» Data excerpts

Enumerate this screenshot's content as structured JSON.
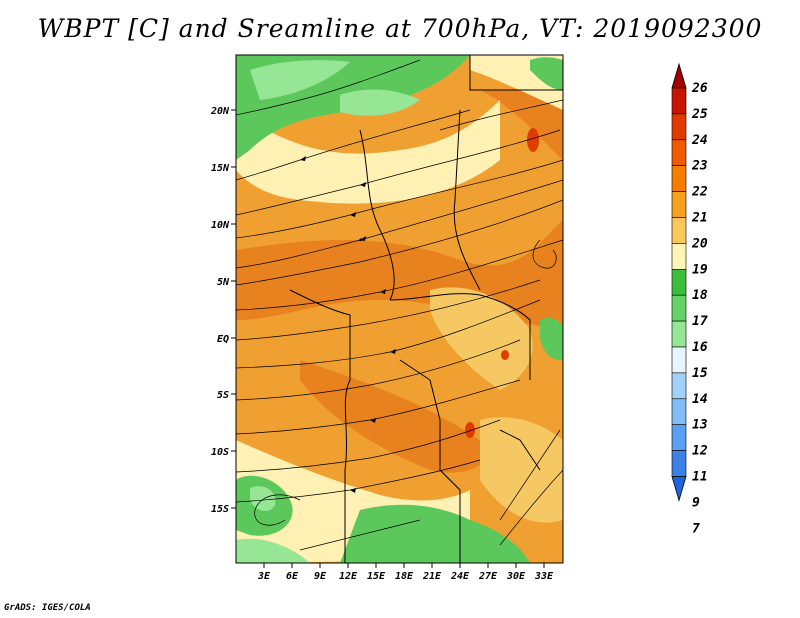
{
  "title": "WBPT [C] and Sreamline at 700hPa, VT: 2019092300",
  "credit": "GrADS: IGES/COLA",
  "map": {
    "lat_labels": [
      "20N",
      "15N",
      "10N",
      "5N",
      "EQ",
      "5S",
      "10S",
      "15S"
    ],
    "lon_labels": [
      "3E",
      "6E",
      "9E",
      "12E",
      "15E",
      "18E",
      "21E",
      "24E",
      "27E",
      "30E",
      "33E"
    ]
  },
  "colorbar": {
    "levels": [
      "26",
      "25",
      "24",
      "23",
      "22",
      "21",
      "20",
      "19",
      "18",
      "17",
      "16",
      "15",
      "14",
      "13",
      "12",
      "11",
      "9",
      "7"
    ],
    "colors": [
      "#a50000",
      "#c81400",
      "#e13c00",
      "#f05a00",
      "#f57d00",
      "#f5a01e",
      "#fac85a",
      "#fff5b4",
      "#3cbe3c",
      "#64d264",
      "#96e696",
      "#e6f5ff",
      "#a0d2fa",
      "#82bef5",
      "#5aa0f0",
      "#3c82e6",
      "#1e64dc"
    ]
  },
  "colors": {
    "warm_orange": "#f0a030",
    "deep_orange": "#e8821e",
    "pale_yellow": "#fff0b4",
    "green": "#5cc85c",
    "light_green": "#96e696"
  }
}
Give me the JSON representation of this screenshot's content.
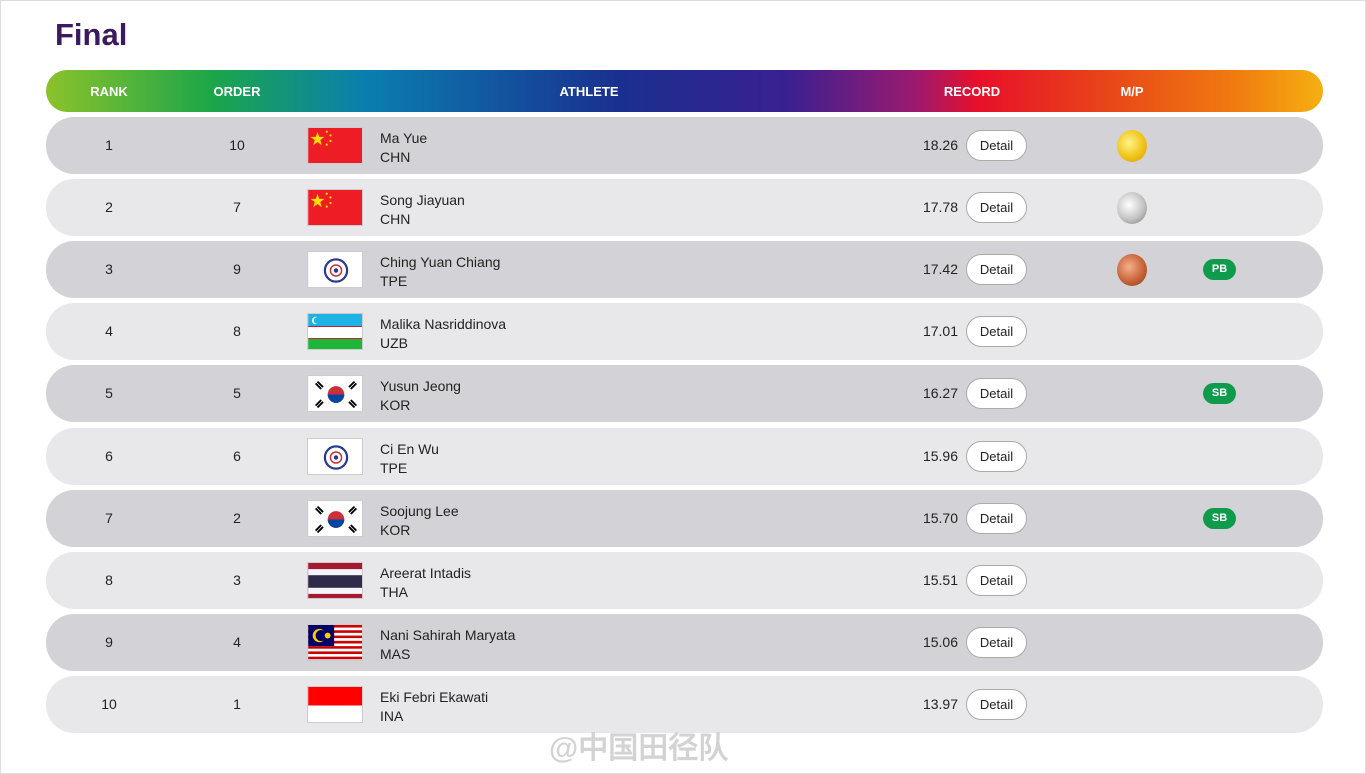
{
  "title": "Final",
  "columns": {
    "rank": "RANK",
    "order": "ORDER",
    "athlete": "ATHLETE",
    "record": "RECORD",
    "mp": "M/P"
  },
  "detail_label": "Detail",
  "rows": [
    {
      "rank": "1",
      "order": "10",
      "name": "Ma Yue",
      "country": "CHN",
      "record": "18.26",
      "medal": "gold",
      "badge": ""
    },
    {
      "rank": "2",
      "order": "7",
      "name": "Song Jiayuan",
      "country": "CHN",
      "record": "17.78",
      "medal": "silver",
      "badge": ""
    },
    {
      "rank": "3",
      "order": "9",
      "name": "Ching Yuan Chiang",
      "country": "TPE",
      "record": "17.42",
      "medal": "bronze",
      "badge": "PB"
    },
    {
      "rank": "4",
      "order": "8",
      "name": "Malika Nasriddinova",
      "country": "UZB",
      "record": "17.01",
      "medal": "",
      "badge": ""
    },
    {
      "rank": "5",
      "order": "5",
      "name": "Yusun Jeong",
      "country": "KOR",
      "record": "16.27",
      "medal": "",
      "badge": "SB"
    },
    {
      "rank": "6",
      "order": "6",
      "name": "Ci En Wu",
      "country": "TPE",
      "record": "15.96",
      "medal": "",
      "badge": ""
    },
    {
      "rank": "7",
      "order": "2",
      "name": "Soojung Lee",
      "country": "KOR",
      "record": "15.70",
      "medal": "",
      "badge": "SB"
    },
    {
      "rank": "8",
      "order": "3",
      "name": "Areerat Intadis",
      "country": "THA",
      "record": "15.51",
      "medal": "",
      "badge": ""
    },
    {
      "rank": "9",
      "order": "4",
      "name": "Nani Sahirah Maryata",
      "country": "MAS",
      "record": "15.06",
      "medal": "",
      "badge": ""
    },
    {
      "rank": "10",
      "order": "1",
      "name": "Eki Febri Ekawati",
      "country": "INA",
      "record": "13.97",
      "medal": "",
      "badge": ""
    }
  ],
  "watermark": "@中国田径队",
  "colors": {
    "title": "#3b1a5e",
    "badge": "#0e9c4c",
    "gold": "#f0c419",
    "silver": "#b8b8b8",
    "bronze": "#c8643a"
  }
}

==

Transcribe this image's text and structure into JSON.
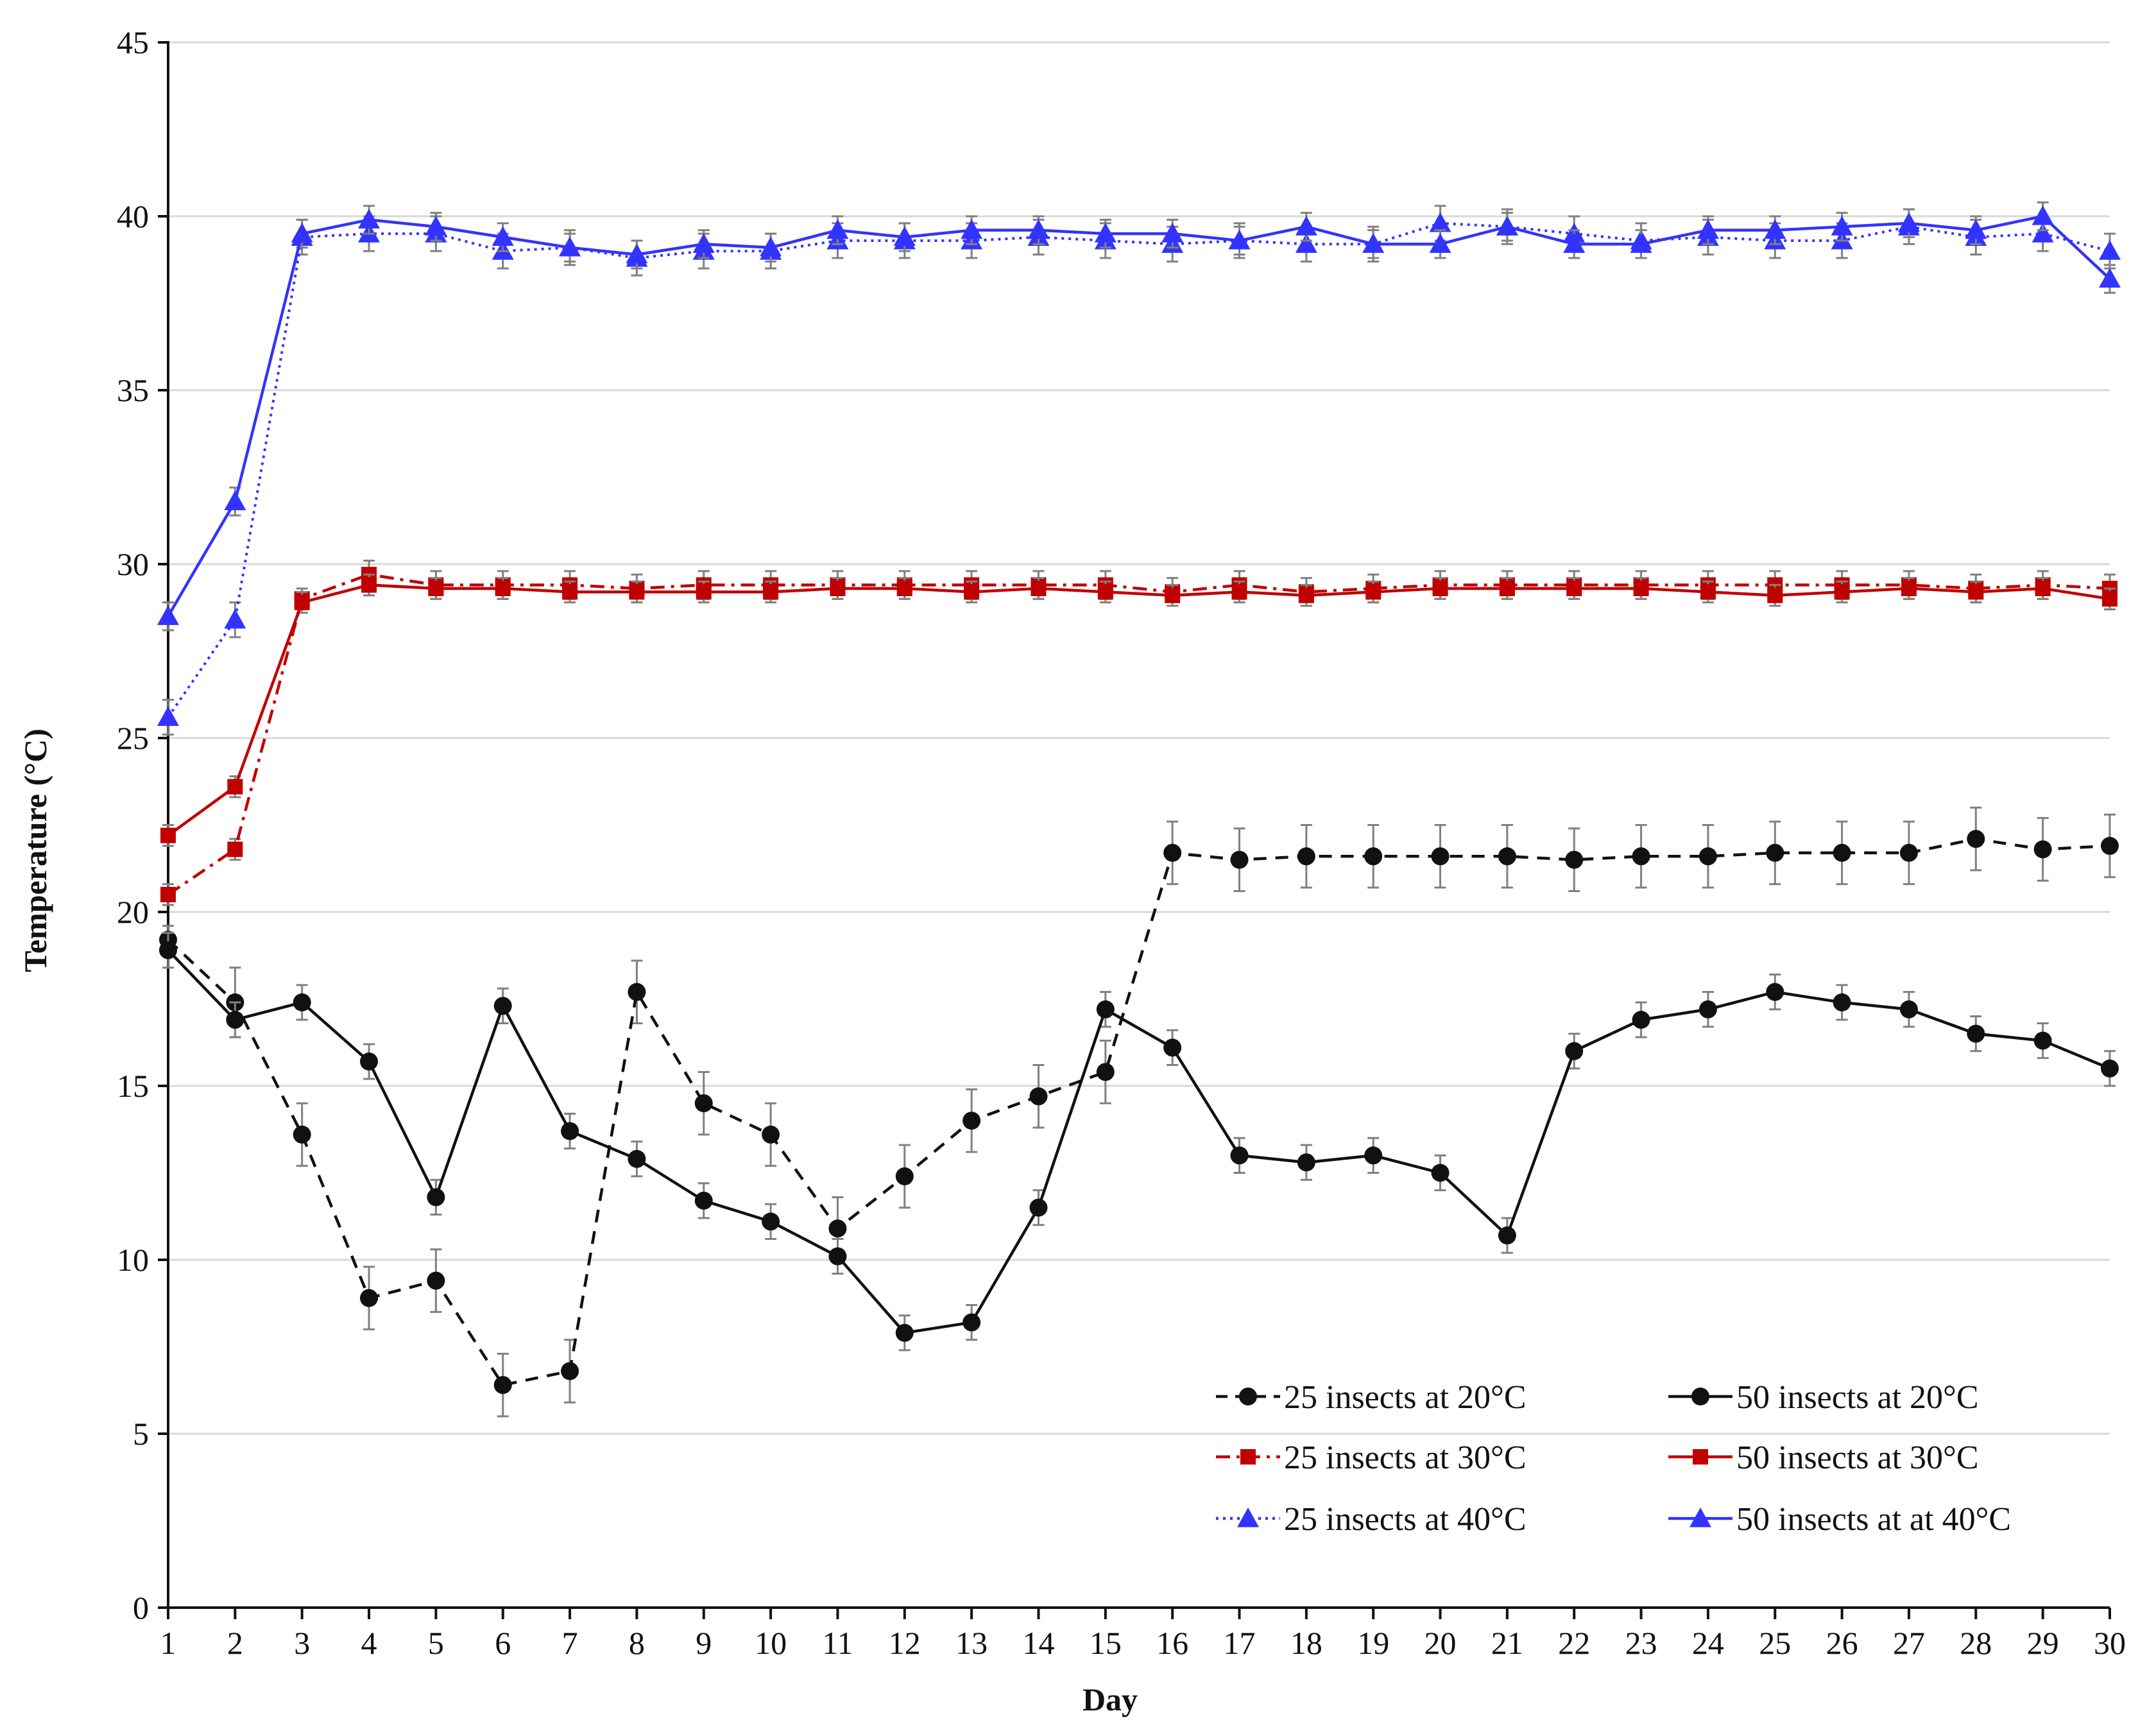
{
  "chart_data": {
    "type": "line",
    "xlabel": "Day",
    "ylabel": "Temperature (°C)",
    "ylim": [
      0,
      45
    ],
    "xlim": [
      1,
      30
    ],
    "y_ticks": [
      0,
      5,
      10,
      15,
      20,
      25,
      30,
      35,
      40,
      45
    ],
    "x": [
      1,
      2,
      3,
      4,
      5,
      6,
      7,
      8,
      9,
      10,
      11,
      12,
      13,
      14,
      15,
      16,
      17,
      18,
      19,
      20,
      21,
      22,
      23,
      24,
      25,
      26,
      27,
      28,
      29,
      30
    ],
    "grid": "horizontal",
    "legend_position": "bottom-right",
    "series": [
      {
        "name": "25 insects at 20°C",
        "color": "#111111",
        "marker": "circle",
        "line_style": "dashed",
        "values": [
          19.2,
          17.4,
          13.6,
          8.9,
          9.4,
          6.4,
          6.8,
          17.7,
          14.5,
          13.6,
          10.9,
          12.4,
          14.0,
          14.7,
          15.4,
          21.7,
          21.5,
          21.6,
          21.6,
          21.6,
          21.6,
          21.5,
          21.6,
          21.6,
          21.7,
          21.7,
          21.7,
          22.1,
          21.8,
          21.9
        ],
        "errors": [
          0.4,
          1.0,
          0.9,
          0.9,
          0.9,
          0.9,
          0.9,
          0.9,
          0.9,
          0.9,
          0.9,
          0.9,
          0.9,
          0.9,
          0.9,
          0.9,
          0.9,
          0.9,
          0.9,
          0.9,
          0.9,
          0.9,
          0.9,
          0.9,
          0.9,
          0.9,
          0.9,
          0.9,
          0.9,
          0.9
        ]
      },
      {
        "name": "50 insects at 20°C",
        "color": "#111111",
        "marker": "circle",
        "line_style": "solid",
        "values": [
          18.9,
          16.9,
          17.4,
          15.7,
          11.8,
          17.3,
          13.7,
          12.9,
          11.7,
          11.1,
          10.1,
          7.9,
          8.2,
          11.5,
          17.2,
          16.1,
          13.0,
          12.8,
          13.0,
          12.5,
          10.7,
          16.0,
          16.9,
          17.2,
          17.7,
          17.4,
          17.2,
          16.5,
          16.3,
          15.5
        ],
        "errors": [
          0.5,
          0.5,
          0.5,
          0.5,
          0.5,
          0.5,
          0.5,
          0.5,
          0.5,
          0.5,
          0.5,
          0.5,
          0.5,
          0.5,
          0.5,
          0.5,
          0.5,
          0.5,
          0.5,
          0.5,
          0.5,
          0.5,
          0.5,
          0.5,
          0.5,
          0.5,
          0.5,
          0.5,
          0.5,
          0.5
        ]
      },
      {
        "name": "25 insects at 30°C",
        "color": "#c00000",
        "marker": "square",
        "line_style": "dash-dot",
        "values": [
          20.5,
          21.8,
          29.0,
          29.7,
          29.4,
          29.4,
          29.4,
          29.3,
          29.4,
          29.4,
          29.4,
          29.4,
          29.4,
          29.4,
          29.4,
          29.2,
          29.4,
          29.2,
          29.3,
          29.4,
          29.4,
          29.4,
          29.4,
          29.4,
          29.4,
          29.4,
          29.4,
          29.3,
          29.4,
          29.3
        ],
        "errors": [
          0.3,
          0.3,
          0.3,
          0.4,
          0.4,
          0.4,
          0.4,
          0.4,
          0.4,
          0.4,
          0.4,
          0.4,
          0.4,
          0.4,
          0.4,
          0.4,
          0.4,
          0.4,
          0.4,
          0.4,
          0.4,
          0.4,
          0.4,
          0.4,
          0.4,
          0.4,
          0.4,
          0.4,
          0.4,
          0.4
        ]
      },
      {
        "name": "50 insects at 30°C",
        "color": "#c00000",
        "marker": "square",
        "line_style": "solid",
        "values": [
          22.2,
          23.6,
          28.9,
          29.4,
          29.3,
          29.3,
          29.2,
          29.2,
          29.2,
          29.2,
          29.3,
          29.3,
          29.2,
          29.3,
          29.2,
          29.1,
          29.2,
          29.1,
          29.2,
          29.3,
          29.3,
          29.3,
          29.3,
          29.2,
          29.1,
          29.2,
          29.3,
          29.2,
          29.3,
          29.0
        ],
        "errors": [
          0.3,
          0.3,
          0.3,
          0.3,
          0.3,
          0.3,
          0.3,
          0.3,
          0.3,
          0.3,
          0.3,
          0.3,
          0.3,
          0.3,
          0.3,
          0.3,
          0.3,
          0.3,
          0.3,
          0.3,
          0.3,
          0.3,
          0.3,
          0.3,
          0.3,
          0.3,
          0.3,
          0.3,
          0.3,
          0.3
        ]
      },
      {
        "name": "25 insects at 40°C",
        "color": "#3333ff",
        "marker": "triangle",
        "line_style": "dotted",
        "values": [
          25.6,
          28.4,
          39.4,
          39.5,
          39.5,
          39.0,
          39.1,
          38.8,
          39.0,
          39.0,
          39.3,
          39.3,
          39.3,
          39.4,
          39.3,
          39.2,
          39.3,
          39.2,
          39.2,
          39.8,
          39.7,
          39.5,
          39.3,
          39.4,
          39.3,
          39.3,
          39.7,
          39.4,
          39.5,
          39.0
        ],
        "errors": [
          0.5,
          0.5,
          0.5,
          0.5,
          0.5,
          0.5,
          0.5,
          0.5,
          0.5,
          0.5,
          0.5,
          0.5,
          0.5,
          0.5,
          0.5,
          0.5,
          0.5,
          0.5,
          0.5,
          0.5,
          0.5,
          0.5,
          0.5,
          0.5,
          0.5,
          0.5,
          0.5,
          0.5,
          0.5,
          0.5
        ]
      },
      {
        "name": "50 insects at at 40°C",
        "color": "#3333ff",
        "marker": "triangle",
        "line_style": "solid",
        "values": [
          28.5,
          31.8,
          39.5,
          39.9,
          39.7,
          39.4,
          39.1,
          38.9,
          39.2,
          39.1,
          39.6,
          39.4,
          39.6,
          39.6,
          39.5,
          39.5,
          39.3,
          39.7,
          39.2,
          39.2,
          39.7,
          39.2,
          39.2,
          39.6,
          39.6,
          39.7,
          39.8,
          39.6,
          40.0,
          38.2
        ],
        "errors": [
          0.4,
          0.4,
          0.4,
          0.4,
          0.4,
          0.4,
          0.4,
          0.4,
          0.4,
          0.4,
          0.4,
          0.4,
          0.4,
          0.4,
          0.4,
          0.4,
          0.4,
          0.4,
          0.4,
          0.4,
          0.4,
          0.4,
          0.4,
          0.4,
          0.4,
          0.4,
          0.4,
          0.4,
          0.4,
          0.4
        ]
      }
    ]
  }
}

==

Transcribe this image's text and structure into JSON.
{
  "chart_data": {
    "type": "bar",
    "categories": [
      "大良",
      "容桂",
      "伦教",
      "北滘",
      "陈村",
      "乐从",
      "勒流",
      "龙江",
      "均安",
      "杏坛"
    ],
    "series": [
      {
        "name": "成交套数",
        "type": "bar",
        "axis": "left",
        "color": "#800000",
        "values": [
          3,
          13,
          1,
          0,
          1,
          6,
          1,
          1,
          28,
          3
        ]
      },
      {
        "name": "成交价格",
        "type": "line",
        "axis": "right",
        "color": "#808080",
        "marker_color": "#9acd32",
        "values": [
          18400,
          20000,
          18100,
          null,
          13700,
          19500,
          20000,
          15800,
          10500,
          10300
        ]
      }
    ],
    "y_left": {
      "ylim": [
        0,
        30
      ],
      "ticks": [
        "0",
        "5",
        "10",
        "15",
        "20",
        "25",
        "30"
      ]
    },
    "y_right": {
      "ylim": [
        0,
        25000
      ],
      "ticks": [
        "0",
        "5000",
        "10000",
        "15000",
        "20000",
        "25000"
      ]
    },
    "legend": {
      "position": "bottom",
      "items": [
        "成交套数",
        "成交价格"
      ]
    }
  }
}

» Exercise
Filter lines by "record" and return each hit.

» Exercise result
    "record": "RECORD",
      "record": "18.26",
      "record": "17.78",
      "record": "17.42",
      "record": "17.01",
      "record": "16.27",
      "record": "15.96",
      "record": "15.70",
      "record": "15.51",
      "record": "15.06",
      "record": "13.97",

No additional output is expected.